» **OBJECTIVE**
Repeat the listing in full, exactly as it stands.

» **SUPPLIED DATA**
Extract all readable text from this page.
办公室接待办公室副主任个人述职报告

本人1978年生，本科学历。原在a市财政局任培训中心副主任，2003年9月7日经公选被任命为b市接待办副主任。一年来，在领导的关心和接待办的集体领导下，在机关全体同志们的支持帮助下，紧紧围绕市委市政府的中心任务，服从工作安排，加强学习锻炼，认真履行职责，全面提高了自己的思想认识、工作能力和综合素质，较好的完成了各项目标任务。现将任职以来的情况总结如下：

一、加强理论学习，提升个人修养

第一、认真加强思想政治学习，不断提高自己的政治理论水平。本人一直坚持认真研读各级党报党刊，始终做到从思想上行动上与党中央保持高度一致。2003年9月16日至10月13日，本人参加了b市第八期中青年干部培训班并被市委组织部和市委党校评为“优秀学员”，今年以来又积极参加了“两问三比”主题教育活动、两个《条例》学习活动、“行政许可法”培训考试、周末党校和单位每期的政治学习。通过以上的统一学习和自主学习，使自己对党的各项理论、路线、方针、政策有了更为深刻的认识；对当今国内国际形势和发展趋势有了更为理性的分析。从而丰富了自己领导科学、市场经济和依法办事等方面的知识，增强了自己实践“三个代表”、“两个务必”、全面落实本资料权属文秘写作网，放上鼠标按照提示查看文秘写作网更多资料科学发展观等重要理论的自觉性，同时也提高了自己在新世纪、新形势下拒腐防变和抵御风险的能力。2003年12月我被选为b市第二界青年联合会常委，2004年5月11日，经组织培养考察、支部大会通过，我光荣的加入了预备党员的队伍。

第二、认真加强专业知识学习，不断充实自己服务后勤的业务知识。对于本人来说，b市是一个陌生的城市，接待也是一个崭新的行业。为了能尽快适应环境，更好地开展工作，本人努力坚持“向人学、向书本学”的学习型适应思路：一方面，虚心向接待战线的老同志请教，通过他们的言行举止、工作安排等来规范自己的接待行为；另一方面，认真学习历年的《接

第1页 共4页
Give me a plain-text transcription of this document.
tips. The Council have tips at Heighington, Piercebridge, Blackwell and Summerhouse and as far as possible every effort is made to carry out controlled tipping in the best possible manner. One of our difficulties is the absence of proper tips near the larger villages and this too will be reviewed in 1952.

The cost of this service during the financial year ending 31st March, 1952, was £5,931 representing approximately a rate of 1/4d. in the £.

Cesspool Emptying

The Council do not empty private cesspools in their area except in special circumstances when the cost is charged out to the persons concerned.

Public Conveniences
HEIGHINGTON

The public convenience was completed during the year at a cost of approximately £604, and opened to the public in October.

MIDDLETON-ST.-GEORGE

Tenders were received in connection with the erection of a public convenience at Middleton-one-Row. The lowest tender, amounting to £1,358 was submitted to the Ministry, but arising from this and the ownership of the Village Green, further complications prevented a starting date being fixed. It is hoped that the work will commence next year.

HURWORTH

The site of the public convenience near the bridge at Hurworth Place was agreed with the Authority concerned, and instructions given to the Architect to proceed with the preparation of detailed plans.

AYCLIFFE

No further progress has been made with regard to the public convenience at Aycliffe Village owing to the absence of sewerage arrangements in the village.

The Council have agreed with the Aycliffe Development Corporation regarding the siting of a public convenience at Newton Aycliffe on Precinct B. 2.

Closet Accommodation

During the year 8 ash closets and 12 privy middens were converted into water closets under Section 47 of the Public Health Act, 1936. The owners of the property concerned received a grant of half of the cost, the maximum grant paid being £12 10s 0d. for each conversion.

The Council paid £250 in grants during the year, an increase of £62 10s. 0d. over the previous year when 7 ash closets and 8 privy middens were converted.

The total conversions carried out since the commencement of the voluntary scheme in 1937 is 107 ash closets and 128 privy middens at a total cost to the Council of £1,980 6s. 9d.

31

» **CORRECT RESULT**
Extract all readable text from this page.
办公室接待办公室副主任个人述职报告

本人1978年生，本科学历。原在a市财政局任培训中心副主任，2003年9月7日经公选被任命为b市接待办副主任。一年来，在领导的关心和接待办的集体领导下，在机关全体同志们的支持帮助下，紧紧围绕市委市政府的中心任务，服从工作安排，加强学习锻炼，认真履行职责，全面提高了自己的思想认识、工作能力和综合素质，较好的完成了各项目标任务。现将任职以来的情况总结如下：

一、加强理论学习，提升个人修养

第一、认真加强思想政治学习，不断提高自己的政治理论水平。本人一直坚持认真研读各级党报党刊，始终做到从思想上行动上与党中央保持高度一致。2003年9月16日至10月13日，本人参加了b市第八期中青年干部培训班并被市委组织部和市委党校评为“优秀学员”，今年以来又积极参加了“两问三比”主题教育活动、两个《条例》学习活动、“行政许可法”培训考试、周末党校和单位每期的政治学习。通过以上的统一学习和自主学习，使自己对党的各项理论、路线、方针、政策有了更为深刻的认识；对当今国内国际形势和发展趋势有了更为理性的分析。从而丰富了自己领导科学、市场经济和依法办事等方面的知识，增强了自己实践“三个代表”、“两个务必”、全面落实本资料权属文秘写作网，放上鼠标按照提示查看文秘写作网更多资料科学发展观等重要理论的自觉性，同时也提高了自己在新世纪、新形势下拒腐防变和抵御风险的能力。2003年12月我被选为b市第二界青年联合会常委，2004年5月11日，经组织培养考察、支部大会通过，我光荣的加入了预备党员的队伍。

第二、认真加强专业知识学习，不断充实自己服务后勤的业务知识。对于本人来说，b市是一个陌生的城市，接待也是一个崭新的行业。为了能尽快适应环境，更好地开展工作，本人努力坚持“向人学、向书本学”的学习型适应思路：一方面，虚心向接待战线的老同志请教，通过他们的言行举止、工作安排等来规范自己的接待行为；另一方面，认真学习历年的《接

第1页 共4页
Give me a plain-text transcription of this document.
tips. The Council have tips at Heighington, Piercebridge, Blackwell and Summerhouse and as far as possible every effort is made to carry out controlled tipping in the best possible manner. One of our difficulties is the absence of proper tips near the larger villages and this too will be reviewed in 1952.

The cost of this service during the financial year ending 31st March, 1952, was £5,931 representing approximately a rate of 1/4d. in the £.

Cesspool Emptying

The Council do not empty private cesspools in their area except in special circumstances when the cost is charged out to the persons concerned.

Public Conveniences
HEIGHINGTON

The public convenience was completed during the year at a cost of approximately £604, and opened to the public in October.

MIDDLETON-ST.-GEORGE

Tenders were received in connection with the erection of a public convenience at Middleton-one-Row. The lowest tender, amounting to £1,358 was submitted to the Ministry, but arising from this and the ownership of the Village Green, further complications prevented a starting date being fixed. It is hoped that the work will commence next year.

HURWORTH

The site of the public convenience near the bridge at Hurworth Place was agreed with the Authority concerned, and instructions given to the Architect to proceed with the preparation of detailed plans.

AYCLIFFE

No further progress has been made with regard to the public convenience at Aycliffe Village owing to the absence of sewerage arrangements in the village.

The Council have agreed with the Aycliffe Development Corporation regarding the siting of a public convenience at Newton Aycliffe on Precinct B. 2.

Closet Accommodation

During the year 8 ash closets and 12 privy middens were converted into water closets under Section 47 of the Public Health Act, 1936. The owners of the property concerned received a grant of half of the cost, the maximum grant paid being £12 10s 0d. for each conversion.

The Council paid £250 in grants during the year, an increase of £62 10s. 0d. over the previous year when 7 ash closets and 8 privy middens were converted.

The total conversions carried out since the commencement of the voluntary scheme in 1937 is 107 ash closets and 128 privy middens at a total cost to the Council of £1,980 6s. 9d.

31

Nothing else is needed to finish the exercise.